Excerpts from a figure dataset
──────────────────────────────

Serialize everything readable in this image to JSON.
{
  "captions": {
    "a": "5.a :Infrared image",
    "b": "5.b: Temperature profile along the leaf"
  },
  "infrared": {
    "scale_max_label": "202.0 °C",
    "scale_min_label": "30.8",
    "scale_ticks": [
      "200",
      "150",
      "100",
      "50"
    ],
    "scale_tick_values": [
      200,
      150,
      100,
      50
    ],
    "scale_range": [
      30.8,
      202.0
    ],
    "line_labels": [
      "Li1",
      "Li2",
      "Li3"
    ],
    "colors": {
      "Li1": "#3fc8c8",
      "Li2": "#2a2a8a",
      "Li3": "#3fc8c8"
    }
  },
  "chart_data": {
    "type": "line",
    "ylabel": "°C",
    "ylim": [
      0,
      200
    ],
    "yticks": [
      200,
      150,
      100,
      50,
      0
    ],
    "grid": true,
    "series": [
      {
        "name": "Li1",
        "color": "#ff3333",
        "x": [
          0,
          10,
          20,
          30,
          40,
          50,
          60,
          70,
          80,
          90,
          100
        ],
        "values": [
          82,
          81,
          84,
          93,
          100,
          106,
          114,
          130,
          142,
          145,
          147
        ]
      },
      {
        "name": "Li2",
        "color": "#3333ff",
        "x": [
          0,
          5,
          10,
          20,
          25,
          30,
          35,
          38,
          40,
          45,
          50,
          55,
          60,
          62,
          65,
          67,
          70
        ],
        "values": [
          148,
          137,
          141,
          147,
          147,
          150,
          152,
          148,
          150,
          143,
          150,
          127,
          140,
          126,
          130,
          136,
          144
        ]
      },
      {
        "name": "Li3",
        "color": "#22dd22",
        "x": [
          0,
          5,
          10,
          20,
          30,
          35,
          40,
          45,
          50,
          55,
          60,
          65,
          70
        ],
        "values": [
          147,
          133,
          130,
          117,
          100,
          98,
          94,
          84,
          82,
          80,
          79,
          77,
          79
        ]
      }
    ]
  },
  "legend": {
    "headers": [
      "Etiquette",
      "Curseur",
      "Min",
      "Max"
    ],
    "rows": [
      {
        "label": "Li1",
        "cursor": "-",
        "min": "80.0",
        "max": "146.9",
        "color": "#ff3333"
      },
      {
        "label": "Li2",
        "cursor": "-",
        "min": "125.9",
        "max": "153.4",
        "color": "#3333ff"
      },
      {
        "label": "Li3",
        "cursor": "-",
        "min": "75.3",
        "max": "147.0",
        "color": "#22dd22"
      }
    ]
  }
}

──────────────────────────────

GIVEN REQUEST
Take every line that includes the string "image" and copy it.

EXERCISE OUTPUT
Serialize everything readable in this image to JSON.
    "a": "5.a :Infrared image",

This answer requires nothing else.